Show each line that has the string "Property" in it.

•••

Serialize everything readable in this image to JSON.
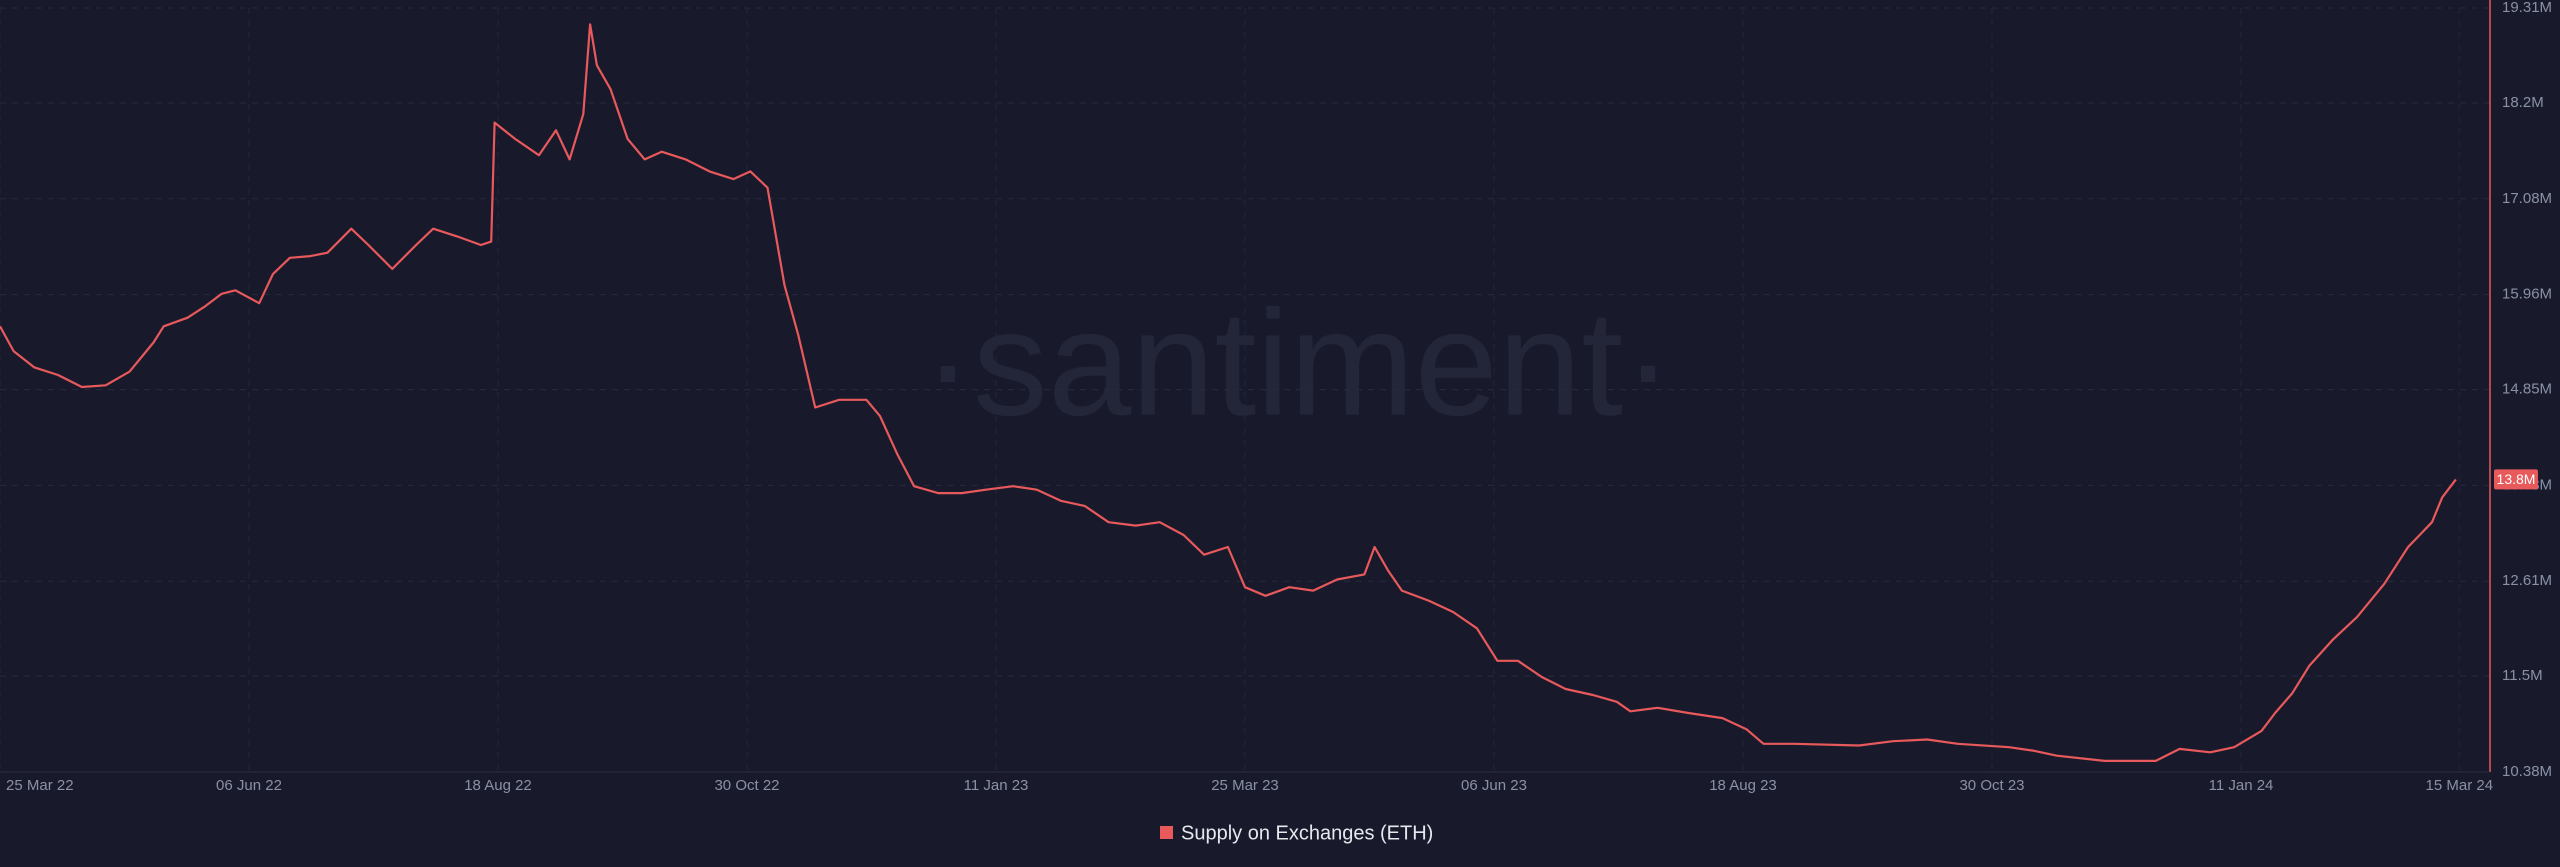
{
  "chart_data": {
    "type": "line",
    "watermark": "·santiment·",
    "x": [
      "2022-03-25",
      "2022-03-29",
      "2022-04-04",
      "2022-04-11",
      "2022-04-18",
      "2022-04-25",
      "2022-05-02",
      "2022-05-09",
      "2022-05-12",
      "2022-05-19",
      "2022-05-24",
      "2022-05-29",
      "2022-06-02",
      "2022-06-09",
      "2022-06-13",
      "2022-06-18",
      "2022-06-24",
      "2022-06-29",
      "2022-07-06",
      "2022-07-11",
      "2022-07-18",
      "2022-07-25",
      "2022-07-30",
      "2022-08-06",
      "2022-08-13",
      "2022-08-16",
      "2022-08-17",
      "2022-08-23",
      "2022-08-30",
      "2022-09-04",
      "2022-09-08",
      "2022-09-12",
      "2022-09-14",
      "2022-09-16",
      "2022-09-20",
      "2022-09-25",
      "2022-09-30",
      "2022-10-05",
      "2022-10-12",
      "2022-10-19",
      "2022-10-26",
      "2022-10-31",
      "2022-11-05",
      "2022-11-10",
      "2022-11-14",
      "2022-11-19",
      "2022-11-26",
      "2022-12-04",
      "2022-12-08",
      "2022-12-13",
      "2022-12-18",
      "2022-12-25",
      "2023-01-01",
      "2023-01-08",
      "2023-01-16",
      "2023-01-23",
      "2023-01-30",
      "2023-02-06",
      "2023-02-13",
      "2023-02-21",
      "2023-02-28",
      "2023-03-07",
      "2023-03-13",
      "2023-03-20",
      "2023-03-25",
      "2023-03-31",
      "2023-04-07",
      "2023-04-14",
      "2023-04-21",
      "2023-04-29",
      "2023-05-02",
      "2023-05-06",
      "2023-05-10",
      "2023-05-18",
      "2023-05-25",
      "2023-06-01",
      "2023-06-07",
      "2023-06-13",
      "2023-06-20",
      "2023-06-27",
      "2023-07-05",
      "2023-07-12",
      "2023-07-16",
      "2023-07-24",
      "2023-08-02",
      "2023-08-12",
      "2023-08-19",
      "2023-08-24",
      "2023-09-02",
      "2023-09-21",
      "2023-10-01",
      "2023-10-11",
      "2023-10-20",
      "2023-11-04",
      "2023-11-11",
      "2023-11-18",
      "2023-12-02",
      "2023-12-17",
      "2023-12-24",
      "2024-01-02",
      "2024-01-09",
      "2024-01-17",
      "2024-01-21",
      "2024-01-26",
      "2024-01-31",
      "2024-02-07",
      "2024-02-14",
      "2024-02-22",
      "2024-02-29",
      "2024-03-07",
      "2024-03-10",
      "2024-03-14"
    ],
    "series": [
      {
        "name": "Supply on Exchanges (ETH)",
        "color": "#e8595c",
        "values": [
          15590000,
          15300000,
          15110000,
          15020000,
          14880000,
          14900000,
          15060000,
          15400000,
          15590000,
          15690000,
          15820000,
          15970000,
          16010000,
          15860000,
          16200000,
          16390000,
          16410000,
          16450000,
          16730000,
          16540000,
          16260000,
          16540000,
          16730000,
          16640000,
          16540000,
          16580000,
          17970000,
          17780000,
          17590000,
          17880000,
          17540000,
          18070000,
          19120000,
          18640000,
          18360000,
          17780000,
          17540000,
          17630000,
          17540000,
          17400000,
          17310000,
          17400000,
          17210000,
          16070000,
          15490000,
          14640000,
          14730000,
          14730000,
          14540000,
          14100000,
          13720000,
          13640000,
          13640000,
          13680000,
          13720000,
          13680000,
          13550000,
          13490000,
          13300000,
          13260000,
          13300000,
          13150000,
          12920000,
          13010000,
          12540000,
          12440000,
          12540000,
          12500000,
          12630000,
          12690000,
          13010000,
          12730000,
          12500000,
          12380000,
          12250000,
          12060000,
          11680000,
          11680000,
          11490000,
          11350000,
          11280000,
          11200000,
          11090000,
          11130000,
          11070000,
          11010000,
          10880000,
          10710000,
          10710000,
          10690000,
          10740000,
          10760000,
          10710000,
          10670000,
          10630000,
          10570000,
          10510000,
          10510000,
          10650000,
          10610000,
          10670000,
          10860000,
          11070000,
          11300000,
          11620000,
          11930000,
          12190000,
          12580000,
          13010000,
          13300000,
          13590000,
          13800000
        ],
        "value_labels": [
          null,
          null,
          null,
          null,
          null,
          null,
          null,
          null,
          null,
          null,
          null,
          null,
          null,
          null,
          null,
          null,
          null,
          null,
          null,
          null,
          null,
          null,
          null,
          null,
          null,
          null,
          null,
          null,
          null,
          null,
          null,
          null,
          null,
          null,
          null,
          null,
          null,
          null,
          null,
          null,
          null,
          null,
          null,
          null,
          null,
          null,
          null,
          null,
          null,
          null,
          null,
          null,
          null,
          null,
          null,
          null,
          null,
          null,
          null,
          null,
          null,
          null,
          null,
          null,
          null,
          null,
          null,
          null,
          null,
          null,
          null,
          null,
          null,
          null,
          null,
          null,
          null,
          null,
          null,
          null,
          null,
          null,
          null,
          null,
          null,
          null,
          null,
          null,
          null,
          null,
          null,
          null,
          null,
          null,
          null,
          null,
          null,
          null,
          null,
          null,
          null,
          null,
          null,
          null,
          null,
          null,
          null,
          null,
          null,
          null,
          null,
          "13.8M"
        ]
      }
    ],
    "xlim": [
      "2022-03-25",
      "2024-03-24"
    ],
    "xticks": [
      {
        "value": "2022-03-25",
        "label": "25 Mar 22"
      },
      {
        "value": "2022-06-06",
        "label": "06 Jun 22"
      },
      {
        "value": "2022-08-18",
        "label": "18 Aug 22"
      },
      {
        "value": "2022-10-30",
        "label": "30 Oct 22"
      },
      {
        "value": "2023-01-11",
        "label": "11 Jan 23"
      },
      {
        "value": "2023-03-25",
        "label": "25 Mar 23"
      },
      {
        "value": "2023-06-06",
        "label": "06 Jun 23"
      },
      {
        "value": "2023-08-18",
        "label": "18 Aug 23"
      },
      {
        "value": "2023-10-30",
        "label": "30 Oct 23"
      },
      {
        "value": "2024-01-11",
        "label": "11 Jan 24"
      },
      {
        "value": "2024-03-15",
        "label": "15 Mar 24"
      }
    ],
    "ylim": [
      10380000,
      19310000
    ],
    "yticks": [
      {
        "value": 10380000,
        "label": "10.38M"
      },
      {
        "value": 11500000,
        "label": "11.5M"
      },
      {
        "value": 12610000,
        "label": "12.61M"
      },
      {
        "value": 13730000,
        "label": "13.73M"
      },
      {
        "value": 14850000,
        "label": "14.85M"
      },
      {
        "value": 15960000,
        "label": "15.96M"
      },
      {
        "value": 17080000,
        "label": "17.08M"
      },
      {
        "value": 18200000,
        "label": "18.2M"
      },
      {
        "value": 19310000,
        "label": "19.31M"
      }
    ],
    "grid": true,
    "legend": "bottom"
  }
}
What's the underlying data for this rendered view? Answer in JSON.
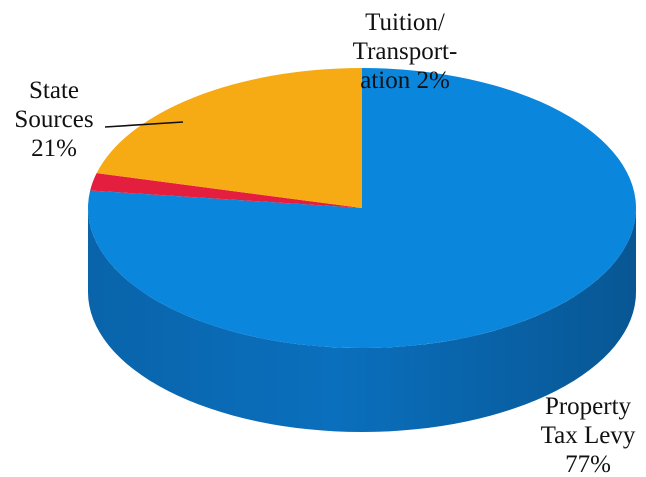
{
  "chart_data": {
    "type": "pie",
    "title": "",
    "style": "3d",
    "slices": [
      {
        "category": "Property Tax Levy",
        "label_lines": [
          "Property",
          "Tax Levy",
          "77%"
        ],
        "value": 77,
        "color": "#0a86dc",
        "side_color": "#0a6fbd"
      },
      {
        "category": "Tuition/ Transportation",
        "label_lines": [
          "Tuition/",
          "Transport-",
          "ation 2%"
        ],
        "value": 2,
        "color": "#e41e3f",
        "side_color": "#b5142e"
      },
      {
        "category": "State Sources",
        "label_lines": [
          "State",
          "Sources",
          "21%"
        ],
        "value": 21,
        "color": "#f6ab14",
        "side_color": "#d98f0a"
      }
    ]
  }
}
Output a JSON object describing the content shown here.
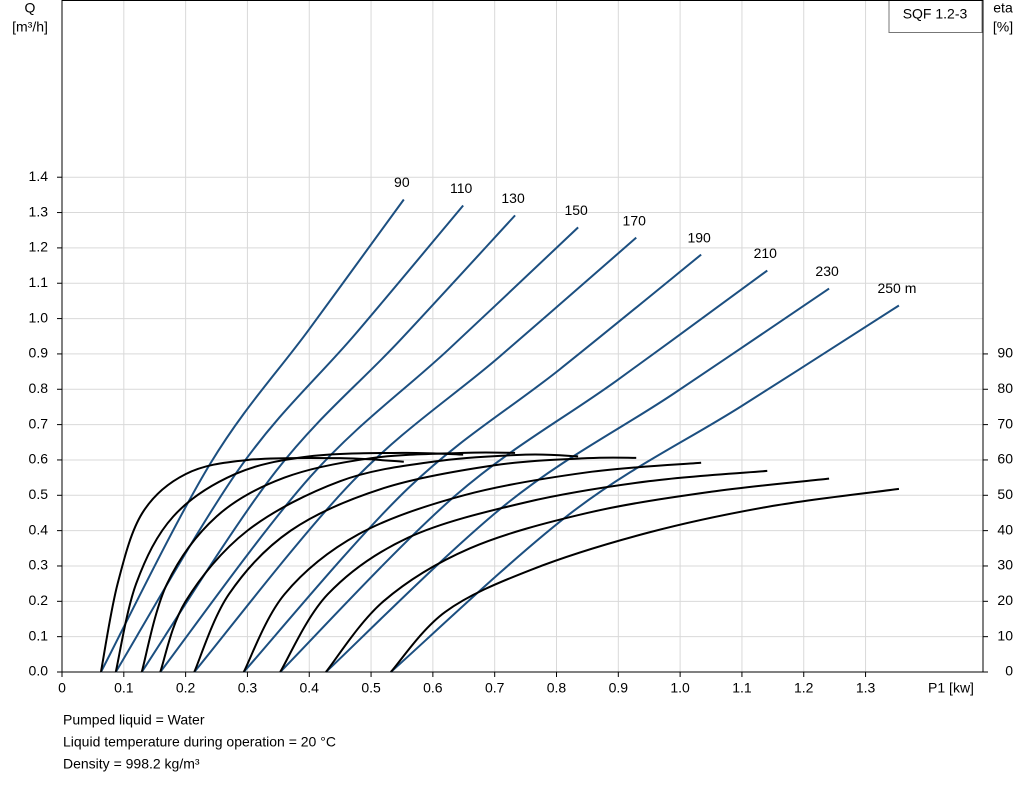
{
  "chart_data": {
    "type": "line",
    "title": "SQF 1.2-3",
    "y_label": "Q",
    "y_unit": "[m³/h]",
    "y2_label": "eta",
    "y2_unit": "[%]",
    "x_label": "P1 [kw]",
    "xlim": [
      0,
      1.49
    ],
    "ylim": [
      0,
      1.9
    ],
    "y2lim": [
      0,
      190
    ],
    "grid": true,
    "xticks": [
      0,
      0.1,
      0.2,
      0.3,
      0.4,
      0.5,
      0.6,
      0.7,
      0.8,
      0.9,
      {
        "value": 1,
        "label": "1.0"
      },
      1.1,
      1.2,
      1.3
    ],
    "yticks": [
      {
        "value": 0,
        "label": "0.0"
      },
      0.1,
      0.2,
      0.3,
      0.4,
      0.5,
      0.6,
      0.7,
      0.8,
      0.9,
      {
        "value": 1,
        "label": "1.0"
      },
      1.1,
      1.2,
      1.3,
      1.4
    ],
    "y2ticks": [
      0,
      10,
      20,
      30,
      40,
      50,
      60,
      70,
      80,
      90
    ],
    "series": [
      {
        "name": "90",
        "color": "#1c4f80",
        "x": [
          0.063,
          0.24,
          0.4,
          0.553
        ],
        "values": [
          0,
          0.59,
          0.97,
          1.337
        ]
      },
      {
        "name": "110",
        "color": "#1c4f80",
        "x": [
          0.087,
          0.289,
          0.475,
          0.649
        ],
        "values": [
          0,
          0.581,
          0.957,
          1.32
        ]
      },
      {
        "name": "130",
        "color": "#1c4f80",
        "x": [
          0.129,
          0.346,
          0.546,
          0.733
        ],
        "values": [
          0,
          0.568,
          0.937,
          1.292
        ]
      },
      {
        "name": "150",
        "color": "#1c4f80",
        "x": [
          0.159,
          0.402,
          0.625,
          0.835
        ],
        "values": [
          0,
          0.553,
          0.912,
          1.258
        ]
      },
      {
        "name": "170",
        "color": "#1c4f80",
        "x": [
          0.214,
          0.471,
          0.707,
          0.929
        ],
        "values": [
          0,
          0.541,
          0.891,
          1.229
        ]
      },
      {
        "name": "190",
        "color": "#1c4f80",
        "x": [
          0.294,
          0.56,
          0.805,
          1.034
        ],
        "values": [
          0,
          0.52,
          0.856,
          1.181
        ]
      },
      {
        "name": "210",
        "color": "#1c4f80",
        "x": [
          0.353,
          0.637,
          0.897,
          1.141
        ],
        "values": [
          0,
          0.5,
          0.824,
          1.136
        ]
      },
      {
        "name": "230",
        "color": "#1c4f80",
        "x": [
          0.427,
          0.72,
          0.989,
          1.241
        ],
        "values": [
          0,
          0.477,
          0.787,
          1.085
        ]
      },
      {
        "name": "250 m",
        "color": "#1c4f80",
        "x": [
          0.532,
          0.828,
          1.099,
          1.354
        ],
        "values": [
          0,
          0.456,
          0.752,
          1.037
        ]
      },
      {
        "color": "#000000",
        "axis": "y2",
        "x": [
          0.063,
          0.09,
          0.13,
          0.2,
          0.3,
          0.45,
          0.553
        ],
        "values": [
          0,
          25,
          45,
          56,
          60,
          60.5,
          59.5
        ]
      },
      {
        "color": "#000000",
        "axis": "y2",
        "x": [
          0.087,
          0.12,
          0.18,
          0.28,
          0.4,
          0.55,
          0.649
        ],
        "values": [
          0,
          25,
          44,
          56,
          61,
          62,
          61.5
        ]
      },
      {
        "color": "#000000",
        "axis": "y2",
        "x": [
          0.129,
          0.17,
          0.25,
          0.36,
          0.5,
          0.65,
          0.733
        ],
        "values": [
          0,
          25,
          44,
          55,
          60.5,
          62,
          62
        ]
      },
      {
        "color": "#000000",
        "axis": "y2",
        "x": [
          0.159,
          0.2,
          0.3,
          0.45,
          0.6,
          0.75,
          0.835
        ],
        "values": [
          0,
          20,
          40,
          54,
          59.5,
          61.5,
          61
        ]
      },
      {
        "color": "#000000",
        "axis": "y2",
        "x": [
          0.214,
          0.27,
          0.37,
          0.52,
          0.7,
          0.85,
          0.929
        ],
        "values": [
          0,
          22,
          40,
          52,
          58.5,
          60.5,
          60.6
        ]
      },
      {
        "color": "#000000",
        "axis": "y2",
        "x": [
          0.294,
          0.36,
          0.48,
          0.65,
          0.85,
          1.034
        ],
        "values": [
          0,
          22,
          39,
          50,
          56.5,
          59.2
        ]
      },
      {
        "color": "#000000",
        "axis": "y2",
        "x": [
          0.353,
          0.43,
          0.56,
          0.75,
          0.95,
          1.141
        ],
        "values": [
          0,
          22,
          38,
          48,
          54,
          56.9
        ]
      },
      {
        "color": "#000000",
        "axis": "y2",
        "x": [
          0.427,
          0.52,
          0.66,
          0.85,
          1.05,
          1.241
        ],
        "values": [
          0,
          20,
          35,
          45,
          51,
          54.7
        ]
      },
      {
        "color": "#000000",
        "axis": "y2",
        "x": [
          0.532,
          0.62,
          0.76,
          0.95,
          1.15,
          1.354
        ],
        "values": [
          0,
          17,
          29,
          39.5,
          47,
          51.8
        ]
      }
    ],
    "notes": [
      "Pumped liquid = Water",
      "Liquid temperature during operation = 20 °C",
      "Density = 998.2 kg/m³"
    ]
  }
}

•••

_Task solution_
        "category": "Property Tax Levy",
          "Property",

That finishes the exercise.